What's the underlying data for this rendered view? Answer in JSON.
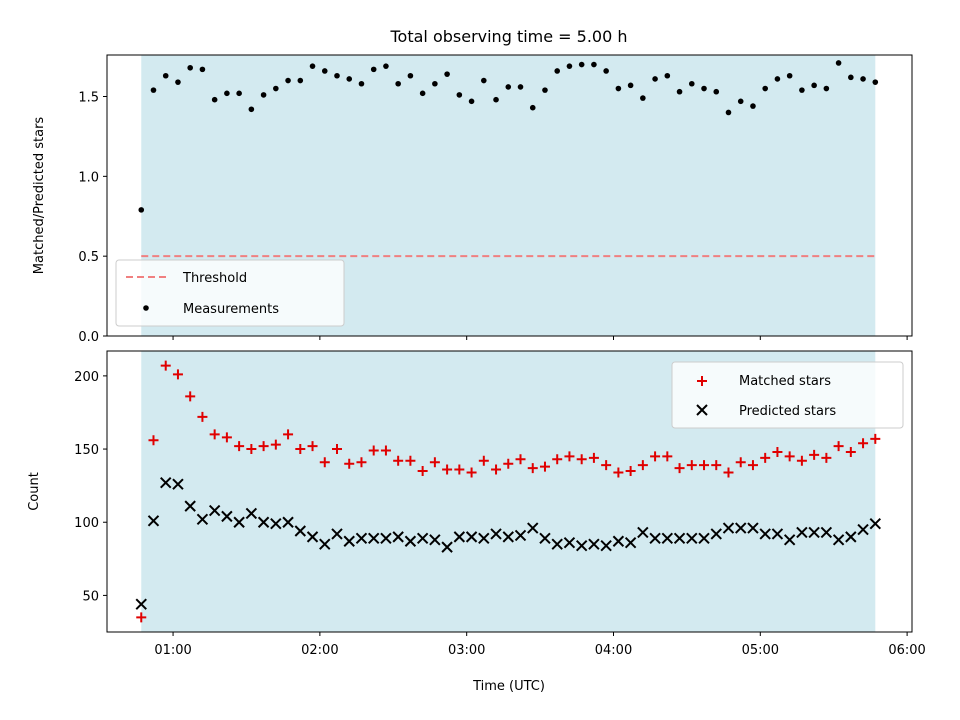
{
  "chart_data": [
    {
      "type": "scatter",
      "title": "Total observing time = 5.00 h",
      "xlabel": "",
      "ylabel": "Matched/Predicted stars",
      "xlim": [
        "00:33",
        "06:02"
      ],
      "ylim": [
        0,
        1.76
      ],
      "x_ticks": [
        "01:00",
        "02:00",
        "03:00",
        "04:00",
        "05:00",
        "06:00"
      ],
      "y_ticks": [
        "0.0",
        "0.5",
        "1.0",
        "1.5"
      ],
      "shaded_span": [
        "00:47",
        "05:47"
      ],
      "shade_color": "#d3eaf0",
      "legend_position": "lower-left",
      "threshold": {
        "name": "Threshold",
        "value": 0.5,
        "color": "#f08080",
        "style": "dashed"
      },
      "series": [
        {
          "name": "Measurements",
          "marker": "dot",
          "color": "#000000",
          "x": [
            "00:47",
            "00:52",
            "00:57",
            "01:02",
            "01:07",
            "01:12",
            "01:17",
            "01:22",
            "01:27",
            "01:32",
            "01:37",
            "01:42",
            "01:47",
            "01:52",
            "01:57",
            "02:02",
            "02:07",
            "02:12",
            "02:17",
            "02:22",
            "02:27",
            "02:32",
            "02:37",
            "02:42",
            "02:47",
            "02:52",
            "02:57",
            "03:02",
            "03:07",
            "03:12",
            "03:17",
            "03:22",
            "03:27",
            "03:32",
            "03:37",
            "03:42",
            "03:47",
            "03:52",
            "03:57",
            "04:02",
            "04:07",
            "04:12",
            "04:17",
            "04:22",
            "04:27",
            "04:32",
            "04:37",
            "04:42",
            "04:47",
            "04:52",
            "04:57",
            "05:02",
            "05:07",
            "05:12",
            "05:17",
            "05:22",
            "05:27",
            "05:32",
            "05:37",
            "05:42",
            "05:47"
          ],
          "y": [
            0.79,
            1.54,
            1.63,
            1.59,
            1.68,
            1.67,
            1.48,
            1.52,
            1.52,
            1.42,
            1.51,
            1.55,
            1.6,
            1.6,
            1.69,
            1.66,
            1.63,
            1.61,
            1.58,
            1.67,
            1.69,
            1.58,
            1.63,
            1.52,
            1.58,
            1.64,
            1.51,
            1.47,
            1.6,
            1.48,
            1.56,
            1.56,
            1.43,
            1.54,
            1.66,
            1.69,
            1.7,
            1.7,
            1.66,
            1.55,
            1.57,
            1.49,
            1.61,
            1.63,
            1.53,
            1.58,
            1.55,
            1.53,
            1.4,
            1.47,
            1.44,
            1.55,
            1.61,
            1.63,
            1.54,
            1.57,
            1.55,
            1.71,
            1.62,
            1.61,
            1.59
          ]
        }
      ]
    },
    {
      "type": "scatter",
      "title": "",
      "xlabel": "Time (UTC)",
      "ylabel": "Count",
      "xlim": [
        "00:33",
        "06:02"
      ],
      "ylim": [
        25,
        217
      ],
      "x_ticks": [
        "01:00",
        "02:00",
        "03:00",
        "04:00",
        "05:00",
        "06:00"
      ],
      "y_ticks": [
        "50",
        "100",
        "150",
        "200"
      ],
      "shaded_span": [
        "00:47",
        "05:47"
      ],
      "shade_color": "#d3eaf0",
      "legend_position": "upper-right",
      "series": [
        {
          "name": "Matched stars",
          "marker": "plus",
          "color": "#e00000",
          "x": [
            "00:47",
            "00:52",
            "00:57",
            "01:02",
            "01:07",
            "01:12",
            "01:17",
            "01:22",
            "01:27",
            "01:32",
            "01:37",
            "01:42",
            "01:47",
            "01:52",
            "01:57",
            "02:02",
            "02:07",
            "02:12",
            "02:17",
            "02:22",
            "02:27",
            "02:32",
            "02:37",
            "02:42",
            "02:47",
            "02:52",
            "02:57",
            "03:02",
            "03:07",
            "03:12",
            "03:17",
            "03:22",
            "03:27",
            "03:32",
            "03:37",
            "03:42",
            "03:47",
            "03:52",
            "03:57",
            "04:02",
            "04:07",
            "04:12",
            "04:17",
            "04:22",
            "04:27",
            "04:32",
            "04:37",
            "04:42",
            "04:47",
            "04:52",
            "04:57",
            "05:02",
            "05:07",
            "05:12",
            "05:17",
            "05:22",
            "05:27",
            "05:32",
            "05:37",
            "05:42",
            "05:47"
          ],
          "y": [
            35,
            156,
            207,
            201,
            186,
            172,
            160,
            158,
            152,
            150,
            152,
            153,
            160,
            150,
            152,
            141,
            150,
            140,
            141,
            149,
            149,
            142,
            142,
            135,
            141,
            136,
            136,
            134,
            142,
            136,
            140,
            143,
            137,
            138,
            143,
            145,
            143,
            144,
            139,
            134,
            135,
            139,
            145,
            145,
            137,
            139,
            139,
            139,
            134,
            141,
            139,
            144,
            148,
            145,
            142,
            146,
            144,
            152,
            148,
            154,
            157
          ]
        },
        {
          "name": "Predicted stars",
          "marker": "x",
          "color": "#000000",
          "x": [
            "00:47",
            "00:52",
            "00:57",
            "01:02",
            "01:07",
            "01:12",
            "01:17",
            "01:22",
            "01:27",
            "01:32",
            "01:37",
            "01:42",
            "01:47",
            "01:52",
            "01:57",
            "02:02",
            "02:07",
            "02:12",
            "02:17",
            "02:22",
            "02:27",
            "02:32",
            "02:37",
            "02:42",
            "02:47",
            "02:52",
            "02:57",
            "03:02",
            "03:07",
            "03:12",
            "03:17",
            "03:22",
            "03:27",
            "03:32",
            "03:37",
            "03:42",
            "03:47",
            "03:52",
            "03:57",
            "04:02",
            "04:07",
            "04:12",
            "04:17",
            "04:22",
            "04:27",
            "04:32",
            "04:37",
            "04:42",
            "04:47",
            "04:52",
            "04:57",
            "05:02",
            "05:07",
            "05:12",
            "05:17",
            "05:22",
            "05:27",
            "05:32",
            "05:37",
            "05:42",
            "05:47"
          ],
          "y": [
            44,
            101,
            127,
            126,
            111,
            102,
            108,
            104,
            100,
            106,
            100,
            99,
            100,
            94,
            90,
            85,
            92,
            87,
            89,
            89,
            89,
            90,
            87,
            89,
            88,
            83,
            90,
            90,
            89,
            92,
            90,
            91,
            96,
            89,
            85,
            86,
            84,
            85,
            84,
            87,
            86,
            93,
            89,
            89,
            89,
            89,
            89,
            92,
            96,
            96,
            96,
            92,
            92,
            88,
            93,
            93,
            93,
            88,
            90,
            95,
            99
          ]
        }
      ]
    }
  ]
}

-*-

Locate all lines that include the word "ylabel" and copy them out.

EXERCISE RESULT -
      "ylabel": "Matched/Predicted stars",
      "ylabel": "Count",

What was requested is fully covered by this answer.